__Entries shown__
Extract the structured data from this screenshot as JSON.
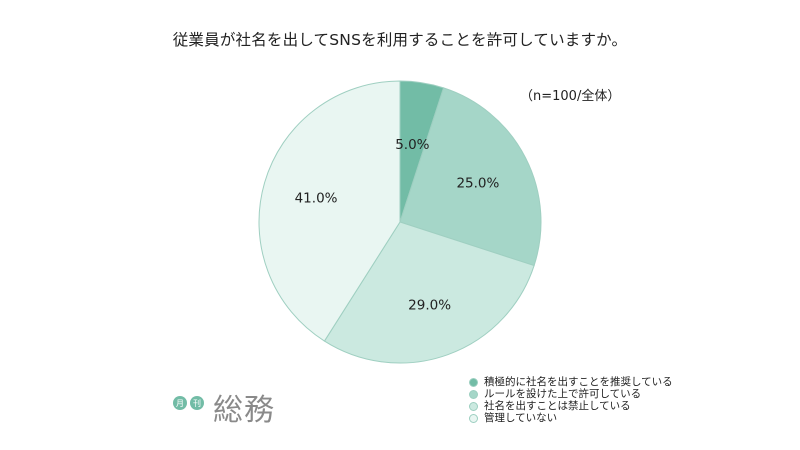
{
  "chart_data": {
    "type": "pie",
    "title": "従業員が社名を出してSNSを利用することを許可していますか。",
    "note": "（n=100/全体）",
    "slices": [
      {
        "label": "積極的に社名を出すことを推奨している",
        "value": 5.0,
        "display": "5.0%",
        "color": "#72bca6"
      },
      {
        "label": "ルールを設けた上で許可している",
        "value": 25.0,
        "display": "25.0%",
        "color": "#a5d6c8"
      },
      {
        "label": "社名を出すことは禁止している",
        "value": 29.0,
        "display": "29.0%",
        "color": "#cbe9e0"
      },
      {
        "label": "管理していない",
        "value": 41.0,
        "display": "41.0%",
        "color": "#e9f6f2"
      }
    ],
    "start": "top",
    "direction": "clockwise",
    "legend_position": "bottom-right"
  },
  "logo": {
    "badge_1": "月",
    "badge_2": "刊",
    "main": "総務"
  }
}
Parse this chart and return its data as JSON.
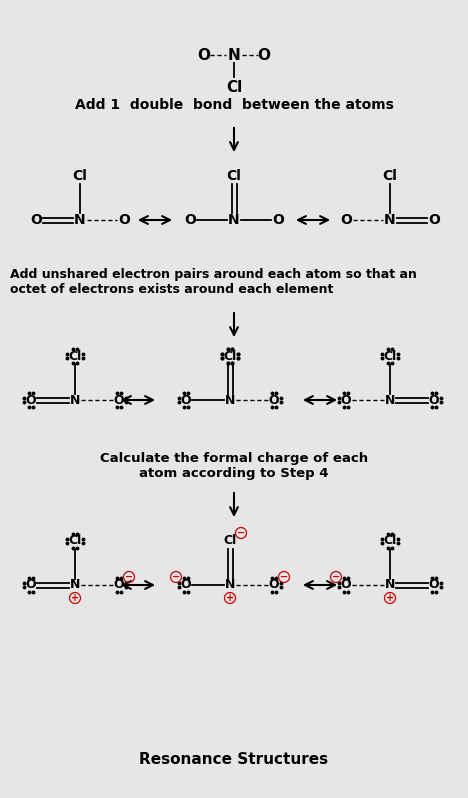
{
  "bg_color": "#e6e6e6",
  "red_color": "#cc0000",
  "section1_label": "Add 1  double  bond  between the atoms",
  "section2_label": "Add unshared electron pairs around each atom so that an\noctet of electrons exists around each element",
  "section3_label": "Calculate the formal charge of each\natom according to Step 4",
  "footer_label": "Resonance Structures",
  "figw": 4.68,
  "figh": 7.98,
  "dpi": 100
}
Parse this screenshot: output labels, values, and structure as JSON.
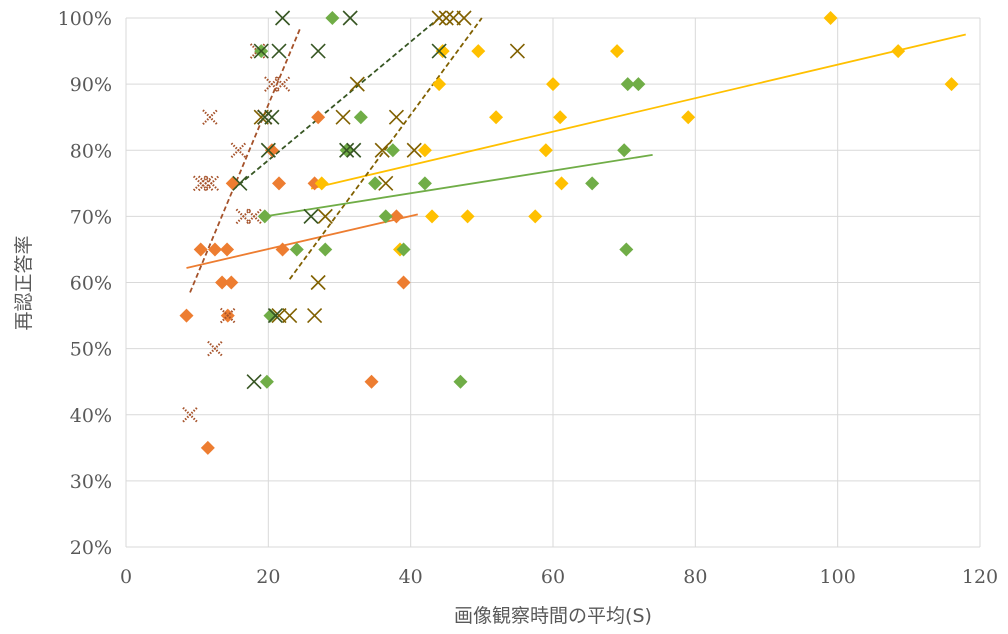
{
  "chart_data": {
    "type": "scatter",
    "title": "",
    "xlabel": "画像観察時間の平均(S)",
    "ylabel": "再認正答率",
    "xlim": [
      0,
      120
    ],
    "ylim": [
      20,
      100
    ],
    "x_ticks": [
      0,
      20,
      40,
      60,
      80,
      100,
      120
    ],
    "x_tick_labels": [
      "0",
      "20",
      "40",
      "60",
      "80",
      "100",
      "120"
    ],
    "y_ticks": [
      20,
      30,
      40,
      50,
      60,
      70,
      80,
      90,
      100
    ],
    "y_tick_labels": [
      "20%",
      "30%",
      "40%",
      "50%",
      "60%",
      "70%",
      "80%",
      "90%",
      "100%"
    ],
    "grid": true,
    "legend": "none",
    "series": [
      {
        "marker": "diamond",
        "color": "#ED7D31",
        "points": [
          [
            8.5,
            55
          ],
          [
            10.5,
            65
          ],
          [
            11.5,
            35
          ],
          [
            12.5,
            65
          ],
          [
            13.5,
            60
          ],
          [
            14.2,
            65
          ],
          [
            14.3,
            55
          ],
          [
            14.8,
            60
          ],
          [
            15,
            75
          ],
          [
            20.5,
            80
          ],
          [
            21.5,
            75
          ],
          [
            22,
            65
          ],
          [
            26.5,
            75
          ],
          [
            27,
            85
          ],
          [
            34.5,
            45
          ],
          [
            38,
            70
          ],
          [
            39,
            60
          ]
        ],
        "trendline": {
          "style": "solid",
          "x": [
            8.5,
            41
          ],
          "y": [
            62.2,
            70.3
          ]
        }
      },
      {
        "marker": "x-dotted",
        "color": "#A5522A",
        "points": [
          [
            9,
            40
          ],
          [
            10.5,
            75
          ],
          [
            11.2,
            75
          ],
          [
            11.8,
            85
          ],
          [
            12,
            75
          ],
          [
            12.5,
            50
          ],
          [
            14.3,
            55
          ],
          [
            15.8,
            80
          ],
          [
            16.5,
            70
          ],
          [
            18,
            70
          ],
          [
            18.5,
            95
          ],
          [
            19.5,
            85
          ],
          [
            20.5,
            90
          ],
          [
            22,
            90
          ]
        ],
        "trendline": {
          "style": "dashed",
          "x": [
            9,
            24.5
          ],
          "y": [
            58.5,
            98.5
          ]
        }
      },
      {
        "marker": "diamond",
        "color": "#FFC000",
        "points": [
          [
            27.5,
            75
          ],
          [
            38.5,
            65
          ],
          [
            42,
            80
          ],
          [
            43,
            70
          ],
          [
            44,
            90
          ],
          [
            44.5,
            95
          ],
          [
            48,
            70
          ],
          [
            49.5,
            95
          ],
          [
            52,
            85
          ],
          [
            57.5,
            70
          ],
          [
            59,
            80
          ],
          [
            60,
            90
          ],
          [
            61,
            85
          ],
          [
            61.2,
            75
          ],
          [
            69,
            95
          ],
          [
            79,
            85
          ],
          [
            99,
            100
          ],
          [
            108.5,
            95
          ],
          [
            116,
            90
          ]
        ],
        "trendline": {
          "style": "solid",
          "x": [
            26,
            118
          ],
          "y": [
            74.2,
            97.5
          ]
        }
      },
      {
        "marker": "x",
        "color": "#806000",
        "points": [
          [
            19,
            85
          ],
          [
            21.5,
            55
          ],
          [
            23,
            55
          ],
          [
            26.5,
            55
          ],
          [
            27,
            60
          ],
          [
            28,
            70
          ],
          [
            30.5,
            85
          ],
          [
            32.5,
            90
          ],
          [
            36,
            80
          ],
          [
            36.5,
            75
          ],
          [
            38,
            85
          ],
          [
            40.5,
            80
          ],
          [
            44,
            100
          ],
          [
            45,
            100
          ],
          [
            46,
            100
          ],
          [
            47.5,
            100
          ],
          [
            55,
            95
          ]
        ],
        "trendline": {
          "style": "dashed",
          "x": [
            23,
            50
          ],
          "y": [
            60.5,
            100
          ]
        }
      },
      {
        "marker": "diamond",
        "color": "#70AD47",
        "points": [
          [
            19,
            95
          ],
          [
            19.5,
            70
          ],
          [
            19.8,
            45
          ],
          [
            20.3,
            55
          ],
          [
            24,
            65
          ],
          [
            28,
            65
          ],
          [
            29,
            100
          ],
          [
            31,
            80
          ],
          [
            33,
            85
          ],
          [
            35,
            75
          ],
          [
            36.5,
            70
          ],
          [
            37.5,
            80
          ],
          [
            39,
            65
          ],
          [
            42,
            75
          ],
          [
            47,
            45
          ],
          [
            65.5,
            75
          ],
          [
            70,
            80
          ],
          [
            70.3,
            65
          ],
          [
            70.5,
            90
          ],
          [
            72,
            90
          ]
        ],
        "trendline": {
          "style": "solid",
          "x": [
            19.5,
            74
          ],
          "y": [
            70,
            79.3
          ]
        }
      },
      {
        "marker": "x",
        "color": "#375623",
        "points": [
          [
            16,
            75
          ],
          [
            18,
            45
          ],
          [
            19,
            95
          ],
          [
            19.5,
            85
          ],
          [
            20,
            80
          ],
          [
            20.5,
            85
          ],
          [
            21,
            55
          ],
          [
            21.5,
            95
          ],
          [
            22,
            100
          ],
          [
            26,
            70
          ],
          [
            27,
            95
          ],
          [
            31,
            80
          ],
          [
            31.5,
            100
          ],
          [
            32,
            80
          ],
          [
            44,
            95
          ]
        ],
        "trendline": {
          "style": "dashed",
          "x": [
            15,
            44
          ],
          "y": [
            74,
            100
          ]
        }
      }
    ]
  }
}
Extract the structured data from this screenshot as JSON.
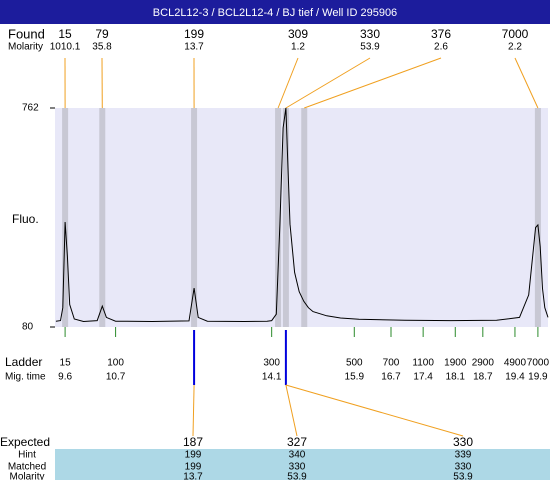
{
  "chart_data": {
    "type": "line",
    "title": "BCL2L12-3 / BCL2L12-4 / BJ tief / Well ID 295906",
    "y_label": "Fluo.",
    "xlim": [
      9.38,
      20.12
    ],
    "ylim": [
      80,
      762
    ],
    "yticks": [
      80,
      762
    ],
    "x": [
      9.4,
      9.5,
      9.55,
      9.6,
      9.65,
      9.7,
      9.8,
      10.0,
      10.3,
      10.41,
      10.5,
      10.7,
      11.5,
      12.3,
      12.41,
      12.5,
      12.7,
      13.5,
      14.0,
      14.1,
      14.2,
      14.28,
      14.35,
      14.41,
      14.45,
      14.5,
      14.6,
      14.7,
      14.8,
      14.9,
      15.0,
      15.3,
      15.6,
      16.0,
      17.0,
      18.0,
      19.0,
      19.5,
      19.7,
      19.85,
      19.9,
      19.95,
      20.0,
      20.05,
      20.12
    ],
    "series": [
      {
        "color": "#000000",
        "values": [
          98,
          100,
          140,
          407,
          300,
          150,
          105,
          97,
          100,
          145,
          110,
          98,
          97,
          99,
          201,
          110,
          98,
          97,
          98,
          100,
          120,
          400,
          700,
          762,
          600,
          400,
          250,
          190,
          160,
          140,
          128,
          115,
          108,
          104,
          101,
          100,
          101,
          110,
          180,
          390,
          398,
          330,
          200,
          140,
          110
        ]
      }
    ],
    "found": {
      "label": "Found",
      "molarity_label": "Molarity",
      "sizes": [
        15,
        79,
        199,
        309,
        330,
        376,
        7000
      ],
      "molarity": [
        1010.1,
        35.8,
        13.7,
        1.2,
        53.9,
        2.6,
        2.2
      ],
      "mig_times": [
        9.6,
        10.41,
        12.41,
        14.24,
        14.41,
        14.81,
        19.9
      ]
    },
    "ladder": {
      "label": "Ladder",
      "time_label": "Mig. time",
      "sizes": [
        15,
        100,
        300,
        500,
        700,
        1100,
        1900,
        2900,
        4900,
        7000
      ],
      "mig_times": [
        9.6,
        10.7,
        14.1,
        15.9,
        16.7,
        17.4,
        18.1,
        18.7,
        19.4,
        19.9
      ]
    },
    "expected": {
      "labels": [
        "Expected",
        "Hint",
        "Matched",
        "Molarity"
      ],
      "rows": [
        [
          187,
          327,
          330
        ],
        [
          199,
          340,
          339
        ],
        [
          199,
          330,
          330
        ],
        [
          13.7,
          53.9,
          53.9
        ]
      ]
    }
  }
}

__Written task__
Pull out every line containing "title".

__Response to the task__
    "title": "従業員が社名を出してSNSを利用することを許可していますか。",
    "title": "",
    "title": "BCL2L12-3 / BCL2L12-4 / BJ tief / Well ID 295906",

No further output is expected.